WHAT THE TASK ASKS ▸ Retype every entry below exactly as it stands.

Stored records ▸
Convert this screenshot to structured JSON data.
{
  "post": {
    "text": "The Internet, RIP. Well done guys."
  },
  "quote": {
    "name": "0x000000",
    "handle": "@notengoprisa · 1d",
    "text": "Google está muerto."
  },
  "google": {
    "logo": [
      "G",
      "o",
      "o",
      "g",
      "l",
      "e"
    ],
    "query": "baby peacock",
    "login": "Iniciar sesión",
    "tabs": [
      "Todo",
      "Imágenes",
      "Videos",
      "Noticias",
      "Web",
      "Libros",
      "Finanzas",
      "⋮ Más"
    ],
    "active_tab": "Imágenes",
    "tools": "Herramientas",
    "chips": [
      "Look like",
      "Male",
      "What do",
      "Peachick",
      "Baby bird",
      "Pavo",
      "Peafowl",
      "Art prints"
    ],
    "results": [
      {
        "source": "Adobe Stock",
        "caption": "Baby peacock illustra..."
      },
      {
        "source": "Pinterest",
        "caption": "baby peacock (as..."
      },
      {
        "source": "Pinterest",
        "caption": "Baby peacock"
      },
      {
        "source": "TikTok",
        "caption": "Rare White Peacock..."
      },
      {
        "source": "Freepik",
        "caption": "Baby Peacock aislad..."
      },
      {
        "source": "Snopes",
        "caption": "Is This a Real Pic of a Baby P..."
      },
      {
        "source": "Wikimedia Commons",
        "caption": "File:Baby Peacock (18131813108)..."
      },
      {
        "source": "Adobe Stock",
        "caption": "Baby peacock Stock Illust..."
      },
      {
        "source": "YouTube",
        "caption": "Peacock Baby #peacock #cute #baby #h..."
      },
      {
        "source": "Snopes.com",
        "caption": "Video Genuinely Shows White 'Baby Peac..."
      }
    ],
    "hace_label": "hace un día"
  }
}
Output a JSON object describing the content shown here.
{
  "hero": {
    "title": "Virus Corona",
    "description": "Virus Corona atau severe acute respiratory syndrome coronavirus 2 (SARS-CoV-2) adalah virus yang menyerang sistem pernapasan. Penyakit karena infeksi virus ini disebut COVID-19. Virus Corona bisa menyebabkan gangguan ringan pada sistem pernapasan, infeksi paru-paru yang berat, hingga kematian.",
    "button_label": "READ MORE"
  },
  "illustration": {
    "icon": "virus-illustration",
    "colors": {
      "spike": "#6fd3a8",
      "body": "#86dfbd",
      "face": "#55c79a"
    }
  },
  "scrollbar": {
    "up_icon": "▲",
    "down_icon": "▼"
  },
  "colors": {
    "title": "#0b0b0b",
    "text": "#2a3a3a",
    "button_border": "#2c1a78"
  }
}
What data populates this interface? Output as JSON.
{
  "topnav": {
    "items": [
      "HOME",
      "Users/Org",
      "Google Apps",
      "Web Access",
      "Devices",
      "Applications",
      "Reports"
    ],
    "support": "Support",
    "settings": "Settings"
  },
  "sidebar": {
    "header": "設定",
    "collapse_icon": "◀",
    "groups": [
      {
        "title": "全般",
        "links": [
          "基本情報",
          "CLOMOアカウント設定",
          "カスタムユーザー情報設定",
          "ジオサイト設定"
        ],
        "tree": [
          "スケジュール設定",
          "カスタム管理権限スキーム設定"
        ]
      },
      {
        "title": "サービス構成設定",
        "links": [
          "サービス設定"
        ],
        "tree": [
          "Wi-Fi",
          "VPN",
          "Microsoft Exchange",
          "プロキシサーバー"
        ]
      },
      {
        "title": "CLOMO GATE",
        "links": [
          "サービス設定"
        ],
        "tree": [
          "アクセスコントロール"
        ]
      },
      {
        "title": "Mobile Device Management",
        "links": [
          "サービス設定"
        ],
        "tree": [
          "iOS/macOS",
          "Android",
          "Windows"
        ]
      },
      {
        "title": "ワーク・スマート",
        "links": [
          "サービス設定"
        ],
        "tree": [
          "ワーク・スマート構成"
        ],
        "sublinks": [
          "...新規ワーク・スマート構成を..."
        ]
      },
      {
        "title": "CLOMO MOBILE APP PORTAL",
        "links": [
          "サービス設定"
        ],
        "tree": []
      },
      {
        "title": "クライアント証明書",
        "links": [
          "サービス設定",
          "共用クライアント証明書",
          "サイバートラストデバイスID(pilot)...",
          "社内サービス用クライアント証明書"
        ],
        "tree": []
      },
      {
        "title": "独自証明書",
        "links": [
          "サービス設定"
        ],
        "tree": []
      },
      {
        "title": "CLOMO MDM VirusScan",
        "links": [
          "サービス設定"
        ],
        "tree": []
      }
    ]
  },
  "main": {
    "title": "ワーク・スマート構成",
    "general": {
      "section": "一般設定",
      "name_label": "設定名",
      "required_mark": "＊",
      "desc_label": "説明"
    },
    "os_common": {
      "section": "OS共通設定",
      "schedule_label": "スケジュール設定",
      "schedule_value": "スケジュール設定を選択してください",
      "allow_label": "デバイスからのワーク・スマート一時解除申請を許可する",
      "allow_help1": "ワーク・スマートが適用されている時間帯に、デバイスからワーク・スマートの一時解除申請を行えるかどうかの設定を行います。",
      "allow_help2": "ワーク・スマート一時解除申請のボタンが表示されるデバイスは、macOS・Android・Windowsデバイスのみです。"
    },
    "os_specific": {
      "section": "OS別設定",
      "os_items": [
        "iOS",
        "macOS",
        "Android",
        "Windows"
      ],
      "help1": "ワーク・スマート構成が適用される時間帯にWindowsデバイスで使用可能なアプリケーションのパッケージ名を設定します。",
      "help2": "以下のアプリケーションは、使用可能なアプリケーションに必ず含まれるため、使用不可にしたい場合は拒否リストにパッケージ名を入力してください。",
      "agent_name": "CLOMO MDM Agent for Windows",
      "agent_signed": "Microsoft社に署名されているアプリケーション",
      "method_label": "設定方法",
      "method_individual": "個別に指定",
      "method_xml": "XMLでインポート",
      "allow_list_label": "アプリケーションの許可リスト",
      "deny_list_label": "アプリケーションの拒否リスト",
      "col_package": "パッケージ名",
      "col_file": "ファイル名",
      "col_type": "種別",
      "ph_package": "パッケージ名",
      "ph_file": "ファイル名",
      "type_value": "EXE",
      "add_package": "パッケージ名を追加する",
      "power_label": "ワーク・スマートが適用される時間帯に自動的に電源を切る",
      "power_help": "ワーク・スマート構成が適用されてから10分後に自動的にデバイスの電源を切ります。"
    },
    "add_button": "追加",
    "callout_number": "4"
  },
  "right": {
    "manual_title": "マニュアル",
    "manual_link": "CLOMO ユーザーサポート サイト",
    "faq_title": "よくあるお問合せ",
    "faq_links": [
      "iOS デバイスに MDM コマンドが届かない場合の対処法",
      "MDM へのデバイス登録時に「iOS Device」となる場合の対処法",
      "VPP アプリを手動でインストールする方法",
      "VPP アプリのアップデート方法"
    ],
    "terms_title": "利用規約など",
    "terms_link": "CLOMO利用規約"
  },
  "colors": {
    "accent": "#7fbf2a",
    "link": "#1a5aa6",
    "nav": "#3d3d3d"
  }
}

REPLY TO THE EXERCISE ▸
Convert this screenshot to structured JSON data.
{
  "post": {
    "text": "The Internet, RIP. Well done guys."
  },
  "quote": {
    "name": "0x000000",
    "handle": "@notengoprisa · 1d",
    "text": "Google está muerto."
  },
  "google": {
    "logo": [
      "G",
      "o",
      "o",
      "g",
      "l",
      "e"
    ],
    "query": "baby peacock",
    "login": "Iniciar sesión",
    "tabs": [
      "Todo",
      "Imágenes",
      "Videos",
      "Noticias",
      "Web",
      "Libros",
      "Finanzas",
      "⋮ Más"
    ],
    "active_tab": "Imágenes",
    "tools": "Herramientas",
    "chips": [
      "Look like",
      "Male",
      "What do",
      "Peachick",
      "Baby bird",
      "Pavo",
      "Peafowl",
      "Art prints"
    ],
    "results": [
      {
        "source": "Adobe Stock",
        "caption": "Baby peacock illustra..."
      },
      {
        "source": "Pinterest",
        "caption": "baby peacock (as..."
      },
      {
        "source": "Pinterest",
        "caption": "Baby peacock"
      },
      {
        "source": "TikTok",
        "caption": "Rare White Peacock..."
      },
      {
        "source": "Freepik",
        "caption": "Baby Peacock aislad..."
      },
      {
        "source": "Snopes",
        "caption": "Is This a Real Pic of a Baby P..."
      },
      {
        "source": "Wikimedia Commons",
        "caption": "File:Baby Peacock (18131813108)..."
      },
      {
        "source": "Adobe Stock",
        "caption": "Baby peacock Stock Illust..."
      },
      {
        "source": "YouTube",
        "caption": "Peacock Baby #peacock #cute #baby #h..."
      },
      {
        "source": "Snopes.com",
        "caption": "Video Genuinely Shows White 'Baby Peac..."
      }
    ],
    "hace_label": "hace un día"
  }
}
Output a JSON object describing the content shown here.
{
  "hero": {
    "title": "Virus Corona",
    "description": "Virus Corona atau severe acute respiratory syndrome coronavirus 2 (SARS-CoV-2) adalah virus yang menyerang sistem pernapasan. Penyakit karena infeksi virus ini disebut COVID-19. Virus Corona bisa menyebabkan gangguan ringan pada sistem pernapasan, infeksi paru-paru yang berat, hingga kematian.",
    "button_label": "READ MORE"
  },
  "illustration": {
    "icon": "virus-illustration",
    "colors": {
      "spike": "#6fd3a8",
      "body": "#86dfbd",
      "face": "#55c79a"
    }
  },
  "scrollbar": {
    "up_icon": "▲",
    "down_icon": "▼"
  },
  "colors": {
    "title": "#0b0b0b",
    "text": "#2a3a3a",
    "button_border": "#2c1a78"
  }
}
What data populates this interface? Output as JSON.
{
  "topnav": {
    "items": [
      "HOME",
      "Users/Org",
      "Google Apps",
      "Web Access",
      "Devices",
      "Applications",
      "Reports"
    ],
    "support": "Support",
    "settings": "Settings"
  },
  "sidebar": {
    "header": "設定",
    "collapse_icon": "◀",
    "groups": [
      {
        "title": "全般",
        "links": [
          "基本情報",
          "CLOMOアカウント設定",
          "カスタムユーザー情報設定",
          "ジオサイト設定"
        ],
        "tree": [
          "スケジュール設定",
          "カスタム管理権限スキーム設定"
        ]
      },
      {
        "title": "サービス構成設定",
        "links": [
          "サービス設定"
        ],
        "tree": [
          "Wi-Fi",
          "VPN",
          "Microsoft Exchange",
          "プロキシサーバー"
        ]
      },
      {
        "title": "CLOMO GATE",
        "links": [
          "サービス設定"
        ],
        "tree": [
          "アクセスコントロール"
        ]
      },
      {
        "title": "Mobile Device Management",
        "links": [
          "サービス設定"
        ],
        "tree": [
          "iOS/macOS",
          "Android",
          "Windows"
        ]
      },
      {
        "title": "ワーク・スマート",
        "links": [
          "サービス設定"
        ],
        "tree": [
          "ワーク・スマート構成"
        ],
        "sublinks": [
          "...新規ワーク・スマート構成を..."
        ]
      },
      {
        "title": "CLOMO MOBILE APP PORTAL",
        "links": [
          "サービス設定"
        ],
        "tree": []
      },
      {
        "title": "クライアント証明書",
        "links": [
          "サービス設定",
          "共用クライアント証明書",
          "サイバートラストデバイスID(pilot)...",
          "社内サービス用クライアント証明書"
        ],
        "tree": []
      },
      {
        "title": "独自証明書",
        "links": [
          "サービス設定"
        ],
        "tree": []
      },
      {
        "title": "CLOMO MDM VirusScan",
        "links": [
          "サービス設定"
        ],
        "tree": []
      }
    ]
  },
  "main": {
    "title": "ワーク・スマート構成",
    "general": {
      "section": "一般設定",
      "name_label": "設定名",
      "required_mark": "＊",
      "desc_label": "説明"
    },
    "os_common": {
      "section": "OS共通設定",
      "schedule_label": "スケジュール設定",
      "schedule_value": "スケジュール設定を選択してください",
      "allow_label": "デバイスからのワーク・スマート一時解除申請を許可する",
      "allow_help1": "ワーク・スマートが適用されている時間帯に、デバイスからワーク・スマートの一時解除申請を行えるかどうかの設定を行います。",
      "allow_help2": "ワーク・スマート一時解除申請のボタンが表示されるデバイスは、macOS・Android・Windowsデバイスのみです。"
    },
    "os_specific": {
      "section": "OS別設定",
      "os_items": [
        "iOS",
        "macOS",
        "Android",
        "Windows"
      ],
      "help1": "ワーク・スマート構成が適用される時間帯にWindowsデバイスで使用可能なアプリケーションのパッケージ名を設定します。",
      "help2": "以下のアプリケーションは、使用可能なアプリケーションに必ず含まれるため、使用不可にしたい場合は拒否リストにパッケージ名を入力してください。",
      "agent_name": "CLOMO MDM Agent for Windows",
      "agent_signed": "Microsoft社に署名されているアプリケーション",
      "method_label": "設定方法",
      "method_individual": "個別に指定",
      "method_xml": "XMLでインポート",
      "allow_list_label": "アプリケーションの許可リスト",
      "deny_list_label": "アプリケーションの拒否リスト",
      "col_package": "パッケージ名",
      "col_file": "ファイル名",
      "col_type": "種別",
      "ph_package": "パッケージ名",
      "ph_file": "ファイル名",
      "type_value": "EXE",
      "add_package": "パッケージ名を追加する",
      "power_label": "ワーク・スマートが適用される時間帯に自動的に電源を切る",
      "power_help": "ワーク・スマート構成が適用されてから10分後に自動的にデバイスの電源を切ります。"
    },
    "add_button": "追加",
    "callout_number": "4"
  },
  "right": {
    "manual_title": "マニュアル",
    "manual_link": "CLOMO ユーザーサポート サイト",
    "faq_title": "よくあるお問合せ",
    "faq_links": [
      "iOS デバイスに MDM コマンドが届かない場合の対処法",
      "MDM へのデバイス登録時に「iOS Device」となる場合の対処法",
      "VPP アプリを手動でインストールする方法",
      "VPP アプリのアップデート方法"
    ],
    "terms_title": "利用規約など",
    "terms_link": "CLOMO利用規約"
  },
  "colors": {
    "accent": "#7fbf2a",
    "link": "#1a5aa6",
    "nav": "#3d3d3d"
  }
}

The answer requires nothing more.